**Available records**
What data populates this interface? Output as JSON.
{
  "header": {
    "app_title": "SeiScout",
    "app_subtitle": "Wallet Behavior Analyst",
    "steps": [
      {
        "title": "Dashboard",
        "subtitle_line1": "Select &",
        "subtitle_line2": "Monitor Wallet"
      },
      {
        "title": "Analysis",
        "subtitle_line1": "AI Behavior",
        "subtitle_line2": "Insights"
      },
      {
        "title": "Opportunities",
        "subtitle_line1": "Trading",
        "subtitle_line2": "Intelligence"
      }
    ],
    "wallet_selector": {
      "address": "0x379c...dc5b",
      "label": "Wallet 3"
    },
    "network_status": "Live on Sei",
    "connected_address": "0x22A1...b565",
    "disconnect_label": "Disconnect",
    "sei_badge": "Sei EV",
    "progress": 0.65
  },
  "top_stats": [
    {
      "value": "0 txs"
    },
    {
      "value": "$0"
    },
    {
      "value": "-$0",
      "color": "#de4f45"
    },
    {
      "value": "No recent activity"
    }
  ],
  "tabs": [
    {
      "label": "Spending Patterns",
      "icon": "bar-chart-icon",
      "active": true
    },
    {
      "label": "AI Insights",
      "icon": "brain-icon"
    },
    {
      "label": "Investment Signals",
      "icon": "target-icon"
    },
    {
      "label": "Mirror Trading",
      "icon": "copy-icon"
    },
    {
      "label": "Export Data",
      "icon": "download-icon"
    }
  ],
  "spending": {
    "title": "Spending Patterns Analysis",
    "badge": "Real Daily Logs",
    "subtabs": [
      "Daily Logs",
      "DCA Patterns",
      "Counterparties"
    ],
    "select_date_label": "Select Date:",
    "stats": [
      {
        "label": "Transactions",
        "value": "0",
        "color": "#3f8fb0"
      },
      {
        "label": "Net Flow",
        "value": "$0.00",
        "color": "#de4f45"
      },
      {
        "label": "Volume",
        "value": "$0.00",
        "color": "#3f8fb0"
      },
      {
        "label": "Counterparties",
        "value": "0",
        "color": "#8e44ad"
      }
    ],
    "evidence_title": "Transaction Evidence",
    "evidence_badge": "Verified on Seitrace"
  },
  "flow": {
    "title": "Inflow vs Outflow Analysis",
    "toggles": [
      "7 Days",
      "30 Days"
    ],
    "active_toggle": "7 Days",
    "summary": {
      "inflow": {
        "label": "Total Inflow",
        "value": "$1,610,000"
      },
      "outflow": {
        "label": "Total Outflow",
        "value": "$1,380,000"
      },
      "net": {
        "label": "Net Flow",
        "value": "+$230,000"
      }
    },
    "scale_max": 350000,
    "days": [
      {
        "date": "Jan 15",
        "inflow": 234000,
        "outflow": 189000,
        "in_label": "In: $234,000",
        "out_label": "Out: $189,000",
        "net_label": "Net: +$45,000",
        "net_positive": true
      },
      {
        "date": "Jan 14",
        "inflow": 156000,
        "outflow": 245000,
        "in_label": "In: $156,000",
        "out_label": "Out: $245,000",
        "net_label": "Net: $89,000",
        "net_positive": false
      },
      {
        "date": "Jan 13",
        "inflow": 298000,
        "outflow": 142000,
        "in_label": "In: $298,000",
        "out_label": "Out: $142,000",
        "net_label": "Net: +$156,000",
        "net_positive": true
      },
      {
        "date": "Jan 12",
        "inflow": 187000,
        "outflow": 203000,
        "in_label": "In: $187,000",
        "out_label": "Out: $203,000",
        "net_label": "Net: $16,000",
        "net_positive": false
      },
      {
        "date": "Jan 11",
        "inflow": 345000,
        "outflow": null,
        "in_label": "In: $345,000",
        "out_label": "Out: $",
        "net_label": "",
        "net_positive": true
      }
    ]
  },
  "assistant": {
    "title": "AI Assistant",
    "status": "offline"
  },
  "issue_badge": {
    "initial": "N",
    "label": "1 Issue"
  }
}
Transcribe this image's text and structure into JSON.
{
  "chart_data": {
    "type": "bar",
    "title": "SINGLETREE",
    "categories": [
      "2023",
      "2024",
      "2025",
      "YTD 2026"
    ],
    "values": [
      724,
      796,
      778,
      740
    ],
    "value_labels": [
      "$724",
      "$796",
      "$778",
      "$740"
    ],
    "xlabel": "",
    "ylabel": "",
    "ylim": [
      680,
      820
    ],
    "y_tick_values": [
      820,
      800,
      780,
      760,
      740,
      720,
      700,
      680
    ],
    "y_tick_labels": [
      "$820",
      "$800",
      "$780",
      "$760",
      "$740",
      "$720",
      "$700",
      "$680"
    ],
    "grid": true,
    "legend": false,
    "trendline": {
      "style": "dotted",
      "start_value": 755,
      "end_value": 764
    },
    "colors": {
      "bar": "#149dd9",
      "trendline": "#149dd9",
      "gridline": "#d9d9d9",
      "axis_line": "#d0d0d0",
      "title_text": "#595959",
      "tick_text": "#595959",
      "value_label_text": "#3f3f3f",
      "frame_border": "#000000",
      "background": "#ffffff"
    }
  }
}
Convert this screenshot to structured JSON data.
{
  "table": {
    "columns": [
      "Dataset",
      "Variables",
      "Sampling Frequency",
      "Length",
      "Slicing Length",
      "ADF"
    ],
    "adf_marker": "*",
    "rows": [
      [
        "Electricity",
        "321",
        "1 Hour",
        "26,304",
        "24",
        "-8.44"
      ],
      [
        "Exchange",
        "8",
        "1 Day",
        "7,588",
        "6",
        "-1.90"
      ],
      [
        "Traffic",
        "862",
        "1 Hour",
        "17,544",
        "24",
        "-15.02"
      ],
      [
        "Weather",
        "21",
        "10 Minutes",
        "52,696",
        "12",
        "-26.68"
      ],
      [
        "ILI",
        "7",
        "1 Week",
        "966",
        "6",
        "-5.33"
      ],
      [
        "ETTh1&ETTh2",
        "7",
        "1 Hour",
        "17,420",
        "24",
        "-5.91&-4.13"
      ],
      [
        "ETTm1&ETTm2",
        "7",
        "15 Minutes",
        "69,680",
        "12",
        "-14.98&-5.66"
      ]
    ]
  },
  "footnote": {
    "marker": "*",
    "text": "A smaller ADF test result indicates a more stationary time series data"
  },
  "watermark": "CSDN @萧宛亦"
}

**To be done**
Type out the full listing again, exactly as given.

**Exercise response**
What data populates this interface? Output as JSON.
{
  "header": {
    "app_title": "SeiScout",
    "app_subtitle": "Wallet Behavior Analyst",
    "steps": [
      {
        "title": "Dashboard",
        "subtitle_line1": "Select &",
        "subtitle_line2": "Monitor Wallet"
      },
      {
        "title": "Analysis",
        "subtitle_line1": "AI Behavior",
        "subtitle_line2": "Insights"
      },
      {
        "title": "Opportunities",
        "subtitle_line1": "Trading",
        "subtitle_line2": "Intelligence"
      }
    ],
    "wallet_selector": {
      "address": "0x379c...dc5b",
      "label": "Wallet 3"
    },
    "network_status": "Live on Sei",
    "connected_address": "0x22A1...b565",
    "disconnect_label": "Disconnect",
    "sei_badge": "Sei EV",
    "progress": 0.65
  },
  "top_stats": [
    {
      "value": "0 txs"
    },
    {
      "value": "$0"
    },
    {
      "value": "-$0",
      "color": "#de4f45"
    },
    {
      "value": "No recent activity"
    }
  ],
  "tabs": [
    {
      "label": "Spending Patterns",
      "icon": "bar-chart-icon",
      "active": true
    },
    {
      "label": "AI Insights",
      "icon": "brain-icon"
    },
    {
      "label": "Investment Signals",
      "icon": "target-icon"
    },
    {
      "label": "Mirror Trading",
      "icon": "copy-icon"
    },
    {
      "label": "Export Data",
      "icon": "download-icon"
    }
  ],
  "spending": {
    "title": "Spending Patterns Analysis",
    "badge": "Real Daily Logs",
    "subtabs": [
      "Daily Logs",
      "DCA Patterns",
      "Counterparties"
    ],
    "select_date_label": "Select Date:",
    "stats": [
      {
        "label": "Transactions",
        "value": "0",
        "color": "#3f8fb0"
      },
      {
        "label": "Net Flow",
        "value": "$0.00",
        "color": "#de4f45"
      },
      {
        "label": "Volume",
        "value": "$0.00",
        "color": "#3f8fb0"
      },
      {
        "label": "Counterparties",
        "value": "0",
        "color": "#8e44ad"
      }
    ],
    "evidence_title": "Transaction Evidence",
    "evidence_badge": "Verified on Seitrace"
  },
  "flow": {
    "title": "Inflow vs Outflow Analysis",
    "toggles": [
      "7 Days",
      "30 Days"
    ],
    "active_toggle": "7 Days",
    "summary": {
      "inflow": {
        "label": "Total Inflow",
        "value": "$1,610,000"
      },
      "outflow": {
        "label": "Total Outflow",
        "value": "$1,380,000"
      },
      "net": {
        "label": "Net Flow",
        "value": "+$230,000"
      }
    },
    "scale_max": 350000,
    "days": [
      {
        "date": "Jan 15",
        "inflow": 234000,
        "outflow": 189000,
        "in_label": "In: $234,000",
        "out_label": "Out: $189,000",
        "net_label": "Net: +$45,000",
        "net_positive": true
      },
      {
        "date": "Jan 14",
        "inflow": 156000,
        "outflow": 245000,
        "in_label": "In: $156,000",
        "out_label": "Out: $245,000",
        "net_label": "Net: $89,000",
        "net_positive": false
      },
      {
        "date": "Jan 13",
        "inflow": 298000,
        "outflow": 142000,
        "in_label": "In: $298,000",
        "out_label": "Out: $142,000",
        "net_label": "Net: +$156,000",
        "net_positive": true
      },
      {
        "date": "Jan 12",
        "inflow": 187000,
        "outflow": 203000,
        "in_label": "In: $187,000",
        "out_label": "Out: $203,000",
        "net_label": "Net: $16,000",
        "net_positive": false
      },
      {
        "date": "Jan 11",
        "inflow": 345000,
        "outflow": null,
        "in_label": "In: $345,000",
        "out_label": "Out: $",
        "net_label": "",
        "net_positive": true
      }
    ]
  },
  "assistant": {
    "title": "AI Assistant",
    "status": "offline"
  },
  "issue_badge": {
    "initial": "N",
    "label": "1 Issue"
  }
}
Transcribe this image's text and structure into JSON.
{
  "chart_data": {
    "type": "bar",
    "title": "SINGLETREE",
    "categories": [
      "2023",
      "2024",
      "2025",
      "YTD 2026"
    ],
    "values": [
      724,
      796,
      778,
      740
    ],
    "value_labels": [
      "$724",
      "$796",
      "$778",
      "$740"
    ],
    "xlabel": "",
    "ylabel": "",
    "ylim": [
      680,
      820
    ],
    "y_tick_values": [
      820,
      800,
      780,
      760,
      740,
      720,
      700,
      680
    ],
    "y_tick_labels": [
      "$820",
      "$800",
      "$780",
      "$760",
      "$740",
      "$720",
      "$700",
      "$680"
    ],
    "grid": true,
    "legend": false,
    "trendline": {
      "style": "dotted",
      "start_value": 755,
      "end_value": 764
    },
    "colors": {
      "bar": "#149dd9",
      "trendline": "#149dd9",
      "gridline": "#d9d9d9",
      "axis_line": "#d0d0d0",
      "title_text": "#595959",
      "tick_text": "#595959",
      "value_label_text": "#3f3f3f",
      "frame_border": "#000000",
      "background": "#ffffff"
    }
  }
}
Convert this screenshot to structured JSON data.
{
  "table": {
    "columns": [
      "Dataset",
      "Variables",
      "Sampling Frequency",
      "Length",
      "Slicing Length",
      "ADF"
    ],
    "adf_marker": "*",
    "rows": [
      [
        "Electricity",
        "321",
        "1 Hour",
        "26,304",
        "24",
        "-8.44"
      ],
      [
        "Exchange",
        "8",
        "1 Day",
        "7,588",
        "6",
        "-1.90"
      ],
      [
        "Traffic",
        "862",
        "1 Hour",
        "17,544",
        "24",
        "-15.02"
      ],
      [
        "Weather",
        "21",
        "10 Minutes",
        "52,696",
        "12",
        "-26.68"
      ],
      [
        "ILI",
        "7",
        "1 Week",
        "966",
        "6",
        "-5.33"
      ],
      [
        "ETTh1&ETTh2",
        "7",
        "1 Hour",
        "17,420",
        "24",
        "-5.91&-4.13"
      ],
      [
        "ETTm1&ETTm2",
        "7",
        "15 Minutes",
        "69,680",
        "12",
        "-14.98&-5.66"
      ]
    ]
  },
  "footnote": {
    "marker": "*",
    "text": "A smaller ADF test result indicates a more stationary time series data"
  },
  "watermark": "CSDN @萧宛亦"
}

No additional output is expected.